Saved entries
>>

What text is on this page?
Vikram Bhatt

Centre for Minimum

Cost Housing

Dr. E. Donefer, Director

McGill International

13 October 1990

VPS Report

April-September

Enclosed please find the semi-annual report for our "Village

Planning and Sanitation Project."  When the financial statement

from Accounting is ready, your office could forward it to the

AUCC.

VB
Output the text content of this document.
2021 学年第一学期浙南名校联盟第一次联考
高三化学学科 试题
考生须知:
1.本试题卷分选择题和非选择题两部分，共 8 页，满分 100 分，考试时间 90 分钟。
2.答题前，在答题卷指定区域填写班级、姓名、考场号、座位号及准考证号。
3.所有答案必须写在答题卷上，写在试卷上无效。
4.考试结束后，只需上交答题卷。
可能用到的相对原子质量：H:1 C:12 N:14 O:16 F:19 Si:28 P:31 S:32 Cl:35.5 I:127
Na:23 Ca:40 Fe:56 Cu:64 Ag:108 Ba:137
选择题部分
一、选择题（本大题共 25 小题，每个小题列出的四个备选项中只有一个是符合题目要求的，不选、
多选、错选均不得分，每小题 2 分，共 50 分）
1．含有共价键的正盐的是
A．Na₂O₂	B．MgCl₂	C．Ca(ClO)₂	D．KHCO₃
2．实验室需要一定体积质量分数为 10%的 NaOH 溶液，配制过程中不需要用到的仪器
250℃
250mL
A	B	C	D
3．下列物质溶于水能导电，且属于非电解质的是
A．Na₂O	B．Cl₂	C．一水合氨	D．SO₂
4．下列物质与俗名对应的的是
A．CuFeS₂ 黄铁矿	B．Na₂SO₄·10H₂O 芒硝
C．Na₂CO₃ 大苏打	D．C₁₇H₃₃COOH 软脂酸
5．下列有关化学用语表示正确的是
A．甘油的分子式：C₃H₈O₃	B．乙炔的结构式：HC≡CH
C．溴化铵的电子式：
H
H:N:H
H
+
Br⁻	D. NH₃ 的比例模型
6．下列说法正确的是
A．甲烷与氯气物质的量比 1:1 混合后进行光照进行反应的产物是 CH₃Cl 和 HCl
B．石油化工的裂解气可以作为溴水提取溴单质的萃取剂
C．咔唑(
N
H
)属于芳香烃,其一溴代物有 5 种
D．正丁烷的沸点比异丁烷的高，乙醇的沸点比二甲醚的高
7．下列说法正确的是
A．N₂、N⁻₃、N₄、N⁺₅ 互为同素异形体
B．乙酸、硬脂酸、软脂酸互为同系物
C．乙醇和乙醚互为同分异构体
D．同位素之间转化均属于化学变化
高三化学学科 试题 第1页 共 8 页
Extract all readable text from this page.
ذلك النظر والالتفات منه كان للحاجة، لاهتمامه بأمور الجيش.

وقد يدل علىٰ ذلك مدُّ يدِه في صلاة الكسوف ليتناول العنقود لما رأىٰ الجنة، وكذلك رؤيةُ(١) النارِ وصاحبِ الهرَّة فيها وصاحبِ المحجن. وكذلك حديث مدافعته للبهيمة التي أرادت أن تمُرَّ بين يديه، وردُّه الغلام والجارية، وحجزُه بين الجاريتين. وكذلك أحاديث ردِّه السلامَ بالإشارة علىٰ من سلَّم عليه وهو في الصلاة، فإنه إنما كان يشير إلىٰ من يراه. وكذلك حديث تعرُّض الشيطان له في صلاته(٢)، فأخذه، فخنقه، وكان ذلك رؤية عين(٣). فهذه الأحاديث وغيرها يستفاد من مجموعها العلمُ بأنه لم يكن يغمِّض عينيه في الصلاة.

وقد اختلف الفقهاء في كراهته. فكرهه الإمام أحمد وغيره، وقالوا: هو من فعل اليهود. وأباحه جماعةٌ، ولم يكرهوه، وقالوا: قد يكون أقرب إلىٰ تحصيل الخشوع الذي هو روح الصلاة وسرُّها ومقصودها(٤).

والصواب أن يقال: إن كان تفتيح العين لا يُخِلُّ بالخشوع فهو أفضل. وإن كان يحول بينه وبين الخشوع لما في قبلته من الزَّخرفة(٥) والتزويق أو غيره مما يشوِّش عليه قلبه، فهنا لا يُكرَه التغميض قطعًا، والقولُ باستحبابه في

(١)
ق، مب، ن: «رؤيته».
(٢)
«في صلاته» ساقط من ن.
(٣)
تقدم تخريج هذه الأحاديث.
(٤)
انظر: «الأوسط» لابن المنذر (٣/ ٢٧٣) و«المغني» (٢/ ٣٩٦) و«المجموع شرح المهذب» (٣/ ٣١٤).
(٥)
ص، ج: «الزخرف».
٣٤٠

<<

• Aim:
From the line with "Extract all readable text from this page." to the last line of the material, give every line again exactly, and only those lines.

• Solution below:
Extract all readable text from this page.
ذلك النظر والالتفات منه كان للحاجة، لاهتمامه بأمور الجيش.

وقد يدل علىٰ ذلك مدُّ يدِه في صلاة الكسوف ليتناول العنقود لما رأىٰ الجنة، وكذلك رؤيةُ(١) النارِ وصاحبِ الهرَّة فيها وصاحبِ المحجن. وكذلك حديث مدافعته للبهيمة التي أرادت أن تمُرَّ بين يديه، وردُّه الغلام والجارية، وحجزُه بين الجاريتين. وكذلك أحاديث ردِّه السلامَ بالإشارة علىٰ من سلَّم عليه وهو في الصلاة، فإنه إنما كان يشير إلىٰ من يراه. وكذلك حديث تعرُّض الشيطان له في صلاته(٢)، فأخذه، فخنقه، وكان ذلك رؤية عين(٣). فهذه الأحاديث وغيرها يستفاد من مجموعها العلمُ بأنه لم يكن يغمِّض عينيه في الصلاة.

وقد اختلف الفقهاء في كراهته. فكرهه الإمام أحمد وغيره، وقالوا: هو من فعل اليهود. وأباحه جماعةٌ، ولم يكرهوه، وقالوا: قد يكون أقرب إلىٰ تحصيل الخشوع الذي هو روح الصلاة وسرُّها ومقصودها(٤).

والصواب أن يقال: إن كان تفتيح العين لا يُخِلُّ بالخشوع فهو أفضل. وإن كان يحول بينه وبين الخشوع لما في قبلته من الزَّخرفة(٥) والتزويق أو غيره مما يشوِّش عليه قلبه، فهنا لا يُكرَه التغميض قطعًا، والقولُ باستحبابه في

(١)
ق، مب، ن: «رؤيته».
(٢)
«في صلاته» ساقط من ن.
(٣)
تقدم تخريج هذه الأحاديث.
(٤)
انظر: «الأوسط» لابن المنذر (٣/ ٢٧٣) و«المغني» (٢/ ٣٩٦) و«المجموع شرح المهذب» (٣/ ٣١٤).
(٥)
ص، ج: «الزخرف».
٣٤٠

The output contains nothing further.